### What you have to do
Copy out all lines in the data below containing the string "label".

### Available records
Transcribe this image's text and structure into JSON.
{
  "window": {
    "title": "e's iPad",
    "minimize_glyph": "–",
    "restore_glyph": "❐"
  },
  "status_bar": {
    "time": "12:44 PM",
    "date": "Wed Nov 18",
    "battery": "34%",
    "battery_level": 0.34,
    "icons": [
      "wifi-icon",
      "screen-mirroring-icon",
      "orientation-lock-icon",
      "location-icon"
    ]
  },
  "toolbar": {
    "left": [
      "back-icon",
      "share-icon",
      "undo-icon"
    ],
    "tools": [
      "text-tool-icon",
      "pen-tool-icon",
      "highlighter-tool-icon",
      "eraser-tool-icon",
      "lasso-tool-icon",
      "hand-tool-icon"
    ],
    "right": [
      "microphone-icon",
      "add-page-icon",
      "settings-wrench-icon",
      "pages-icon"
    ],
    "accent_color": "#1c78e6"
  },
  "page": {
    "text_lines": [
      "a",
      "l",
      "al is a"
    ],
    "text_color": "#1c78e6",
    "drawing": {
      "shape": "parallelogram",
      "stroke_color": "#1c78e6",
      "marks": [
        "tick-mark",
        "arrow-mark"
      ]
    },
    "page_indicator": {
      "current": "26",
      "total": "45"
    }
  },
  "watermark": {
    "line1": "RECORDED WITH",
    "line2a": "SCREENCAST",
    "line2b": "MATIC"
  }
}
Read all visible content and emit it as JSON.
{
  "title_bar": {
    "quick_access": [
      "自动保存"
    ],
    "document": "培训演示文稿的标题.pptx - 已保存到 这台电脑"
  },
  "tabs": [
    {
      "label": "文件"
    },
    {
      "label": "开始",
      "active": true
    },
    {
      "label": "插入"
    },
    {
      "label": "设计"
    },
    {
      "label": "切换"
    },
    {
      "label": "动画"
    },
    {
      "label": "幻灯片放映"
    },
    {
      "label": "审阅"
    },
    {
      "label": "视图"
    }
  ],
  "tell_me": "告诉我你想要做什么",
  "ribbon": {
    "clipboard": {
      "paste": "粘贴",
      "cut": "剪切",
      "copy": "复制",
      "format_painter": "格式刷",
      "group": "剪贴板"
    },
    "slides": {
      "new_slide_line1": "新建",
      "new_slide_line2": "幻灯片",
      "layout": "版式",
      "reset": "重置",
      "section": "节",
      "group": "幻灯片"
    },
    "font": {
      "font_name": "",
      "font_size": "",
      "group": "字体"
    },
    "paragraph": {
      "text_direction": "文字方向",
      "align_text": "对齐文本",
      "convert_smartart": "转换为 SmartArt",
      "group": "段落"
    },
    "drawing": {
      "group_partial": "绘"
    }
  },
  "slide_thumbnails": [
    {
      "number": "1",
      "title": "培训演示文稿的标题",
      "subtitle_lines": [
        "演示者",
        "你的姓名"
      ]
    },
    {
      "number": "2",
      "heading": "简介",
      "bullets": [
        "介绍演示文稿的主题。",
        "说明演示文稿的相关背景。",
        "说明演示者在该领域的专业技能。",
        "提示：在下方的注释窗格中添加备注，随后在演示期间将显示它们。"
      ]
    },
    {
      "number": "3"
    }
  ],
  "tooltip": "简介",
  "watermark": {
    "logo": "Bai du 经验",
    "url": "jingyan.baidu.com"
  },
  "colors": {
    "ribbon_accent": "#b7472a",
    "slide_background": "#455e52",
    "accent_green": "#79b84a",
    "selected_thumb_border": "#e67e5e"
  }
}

### Exercise solution
      "label": "文件"
      "label": "开始",
      "label": "插入"
      "label": "设计"
      "label": "切换"
      "label": "动画"
      "label": "幻灯片放映"
      "label": "审阅"
      "label": "视图"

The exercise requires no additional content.